REQUEST:
Repeat everything in the material exactly.

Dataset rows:
..............................
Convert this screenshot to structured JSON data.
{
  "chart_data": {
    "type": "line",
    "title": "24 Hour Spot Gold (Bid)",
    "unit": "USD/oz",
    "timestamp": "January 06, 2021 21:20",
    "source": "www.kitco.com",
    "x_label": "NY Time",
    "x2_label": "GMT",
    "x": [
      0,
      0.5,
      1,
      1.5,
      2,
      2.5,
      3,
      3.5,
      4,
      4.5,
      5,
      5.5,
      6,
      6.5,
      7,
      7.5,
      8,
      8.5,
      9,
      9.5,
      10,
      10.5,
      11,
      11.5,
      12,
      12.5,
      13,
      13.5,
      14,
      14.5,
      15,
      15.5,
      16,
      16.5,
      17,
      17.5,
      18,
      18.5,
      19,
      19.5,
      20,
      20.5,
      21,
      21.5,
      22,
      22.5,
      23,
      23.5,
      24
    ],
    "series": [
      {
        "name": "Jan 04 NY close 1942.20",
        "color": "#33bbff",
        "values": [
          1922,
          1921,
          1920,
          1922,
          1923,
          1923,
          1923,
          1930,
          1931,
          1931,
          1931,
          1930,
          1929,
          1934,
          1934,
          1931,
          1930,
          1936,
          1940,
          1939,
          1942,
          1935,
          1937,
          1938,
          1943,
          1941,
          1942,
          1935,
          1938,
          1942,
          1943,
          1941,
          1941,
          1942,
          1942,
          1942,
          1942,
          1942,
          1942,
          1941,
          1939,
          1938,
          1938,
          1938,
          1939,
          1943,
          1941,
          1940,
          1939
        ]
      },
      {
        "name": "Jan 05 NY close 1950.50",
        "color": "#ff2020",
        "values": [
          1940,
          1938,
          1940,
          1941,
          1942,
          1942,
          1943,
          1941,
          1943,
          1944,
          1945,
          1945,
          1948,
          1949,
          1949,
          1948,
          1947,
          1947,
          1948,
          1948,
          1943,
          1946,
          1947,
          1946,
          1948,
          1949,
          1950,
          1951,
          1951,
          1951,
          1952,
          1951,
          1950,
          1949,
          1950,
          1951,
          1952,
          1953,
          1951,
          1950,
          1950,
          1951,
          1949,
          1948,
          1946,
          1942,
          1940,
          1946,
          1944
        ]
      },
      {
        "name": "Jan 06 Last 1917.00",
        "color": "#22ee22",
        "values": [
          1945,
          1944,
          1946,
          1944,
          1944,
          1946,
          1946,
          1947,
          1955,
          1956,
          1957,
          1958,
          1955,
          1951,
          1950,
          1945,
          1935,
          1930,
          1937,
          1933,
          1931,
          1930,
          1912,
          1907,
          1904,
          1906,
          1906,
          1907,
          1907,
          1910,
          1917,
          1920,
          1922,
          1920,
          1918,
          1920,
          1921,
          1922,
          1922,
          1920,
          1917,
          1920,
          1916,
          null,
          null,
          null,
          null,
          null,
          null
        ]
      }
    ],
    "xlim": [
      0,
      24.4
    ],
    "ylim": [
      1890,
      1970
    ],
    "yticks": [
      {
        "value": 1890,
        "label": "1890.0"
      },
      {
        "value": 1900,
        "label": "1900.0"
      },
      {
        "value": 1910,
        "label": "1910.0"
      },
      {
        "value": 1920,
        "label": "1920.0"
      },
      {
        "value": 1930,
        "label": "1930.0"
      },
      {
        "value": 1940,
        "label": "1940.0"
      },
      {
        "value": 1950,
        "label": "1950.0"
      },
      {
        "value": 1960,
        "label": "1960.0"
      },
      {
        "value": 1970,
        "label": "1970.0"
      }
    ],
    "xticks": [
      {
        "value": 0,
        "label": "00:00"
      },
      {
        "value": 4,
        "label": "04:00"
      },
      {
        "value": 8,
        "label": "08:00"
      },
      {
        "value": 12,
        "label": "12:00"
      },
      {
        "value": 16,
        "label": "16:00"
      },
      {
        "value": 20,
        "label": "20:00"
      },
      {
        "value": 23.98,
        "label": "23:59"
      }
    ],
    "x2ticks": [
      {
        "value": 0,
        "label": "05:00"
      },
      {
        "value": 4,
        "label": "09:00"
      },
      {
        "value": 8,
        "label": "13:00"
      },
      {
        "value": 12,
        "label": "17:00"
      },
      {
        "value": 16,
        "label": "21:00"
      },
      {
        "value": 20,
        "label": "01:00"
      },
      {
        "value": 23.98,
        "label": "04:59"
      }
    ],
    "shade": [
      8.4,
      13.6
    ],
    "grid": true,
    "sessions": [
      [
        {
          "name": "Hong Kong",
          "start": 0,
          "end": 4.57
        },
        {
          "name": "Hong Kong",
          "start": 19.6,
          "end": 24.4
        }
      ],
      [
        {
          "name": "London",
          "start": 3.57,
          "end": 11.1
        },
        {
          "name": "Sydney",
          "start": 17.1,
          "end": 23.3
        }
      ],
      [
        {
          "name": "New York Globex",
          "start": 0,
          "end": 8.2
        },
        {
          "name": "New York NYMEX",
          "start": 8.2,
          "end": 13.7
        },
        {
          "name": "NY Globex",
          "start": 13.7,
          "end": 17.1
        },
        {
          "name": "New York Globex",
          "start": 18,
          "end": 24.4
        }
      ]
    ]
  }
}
..............................
RESPONSE BELOW:
Convert this screenshot to structured JSON data.
{
  "chart_data": {
    "type": "line",
    "title": "24 Hour Spot Gold (Bid)",
    "unit": "USD/oz",
    "timestamp": "January 06, 2021 21:20",
    "source": "www.kitco.com",
    "x_label": "NY Time",
    "x2_label": "GMT",
    "x": [
      0,
      0.5,
      1,
      1.5,
      2,
      2.5,
      3,
      3.5,
      4,
      4.5,
      5,
      5.5,
      6,
      6.5,
      7,
      7.5,
      8,
      8.5,
      9,
      9.5,
      10,
      10.5,
      11,
      11.5,
      12,
      12.5,
      13,
      13.5,
      14,
      14.5,
      15,
      15.5,
      16,
      16.5,
      17,
      17.5,
      18,
      18.5,
      19,
      19.5,
      20,
      20.5,
      21,
      21.5,
      22,
      22.5,
      23,
      23.5,
      24
    ],
    "series": [
      {
        "name": "Jan 04 NY close 1942.20",
        "color": "#33bbff",
        "values": [
          1922,
          1921,
          1920,
          1922,
          1923,
          1923,
          1923,
          1930,
          1931,
          1931,
          1931,
          1930,
          1929,
          1934,
          1934,
          1931,
          1930,
          1936,
          1940,
          1939,
          1942,
          1935,
          1937,
          1938,
          1943,
          1941,
          1942,
          1935,
          1938,
          1942,
          1943,
          1941,
          1941,
          1942,
          1942,
          1942,
          1942,
          1942,
          1942,
          1941,
          1939,
          1938,
          1938,
          1938,
          1939,
          1943,
          1941,
          1940,
          1939
        ]
      },
      {
        "name": "Jan 05 NY close 1950.50",
        "color": "#ff2020",
        "values": [
          1940,
          1938,
          1940,
          1941,
          1942,
          1942,
          1943,
          1941,
          1943,
          1944,
          1945,
          1945,
          1948,
          1949,
          1949,
          1948,
          1947,
          1947,
          1948,
          1948,
          1943,
          1946,
          1947,
          1946,
          1948,
          1949,
          1950,
          1951,
          1951,
          1951,
          1952,
          1951,
          1950,
          1949,
          1950,
          1951,
          1952,
          1953,
          1951,
          1950,
          1950,
          1951,
          1949,
          1948,
          1946,
          1942,
          1940,
          1946,
          1944
        ]
      },
      {
        "name": "Jan 06 Last 1917.00",
        "color": "#22ee22",
        "values": [
          1945,
          1944,
          1946,
          1944,
          1944,
          1946,
          1946,
          1947,
          1955,
          1956,
          1957,
          1958,
          1955,
          1951,
          1950,
          1945,
          1935,
          1930,
          1937,
          1933,
          1931,
          1930,
          1912,
          1907,
          1904,
          1906,
          1906,
          1907,
          1907,
          1910,
          1917,
          1920,
          1922,
          1920,
          1918,
          1920,
          1921,
          1922,
          1922,
          1920,
          1917,
          1920,
          1916,
          null,
          null,
          null,
          null,
          null,
          null
        ]
      }
    ],
    "xlim": [
      0,
      24.4
    ],
    "ylim": [
      1890,
      1970
    ],
    "yticks": [
      {
        "value": 1890,
        "label": "1890.0"
      },
      {
        "value": 1900,
        "label": "1900.0"
      },
      {
        "value": 1910,
        "label": "1910.0"
      },
      {
        "value": 1920,
        "label": "1920.0"
      },
      {
        "value": 1930,
        "label": "1930.0"
      },
      {
        "value": 1940,
        "label": "1940.0"
      },
      {
        "value": 1950,
        "label": "1950.0"
      },
      {
        "value": 1960,
        "label": "1960.0"
      },
      {
        "value": 1970,
        "label": "1970.0"
      }
    ],
    "xticks": [
      {
        "value": 0,
        "label": "00:00"
      },
      {
        "value": 4,
        "label": "04:00"
      },
      {
        "value": 8,
        "label": "08:00"
      },
      {
        "value": 12,
        "label": "12:00"
      },
      {
        "value": 16,
        "label": "16:00"
      },
      {
        "value": 20,
        "label": "20:00"
      },
      {
        "value": 23.98,
        "label": "23:59"
      }
    ],
    "x2ticks": [
      {
        "value": 0,
        "label": "05:00"
      },
      {
        "value": 4,
        "label": "09:00"
      },
      {
        "value": 8,
        "label": "13:00"
      },
      {
        "value": 12,
        "label": "17:00"
      },
      {
        "value": 16,
        "label": "21:00"
      },
      {
        "value": 20,
        "label": "01:00"
      },
      {
        "value": 23.98,
        "label": "04:59"
      }
    ],
    "shade": [
      8.4,
      13.6
    ],
    "grid": true,
    "sessions": [
      [
        {
          "name": "Hong Kong",
          "start": 0,
          "end": 4.57
        },
        {
          "name": "Hong Kong",
          "start": 19.6,
          "end": 24.4
        }
      ],
      [
        {
          "name": "London",
          "start": 3.57,
          "end": 11.1
        },
        {
          "name": "Sydney",
          "start": 17.1,
          "end": 23.3
        }
      ],
      [
        {
          "name": "New York Globex",
          "start": 0,
          "end": 8.2
        },
        {
          "name": "New York NYMEX",
          "start": 8.2,
          "end": 13.7
        },
        {
          "name": "NY Globex",
          "start": 13.7,
          "end": 17.1
        },
        {
          "name": "New York Globex",
          "start": 18,
          "end": 24.4
        }
      ]
    ]
  }
}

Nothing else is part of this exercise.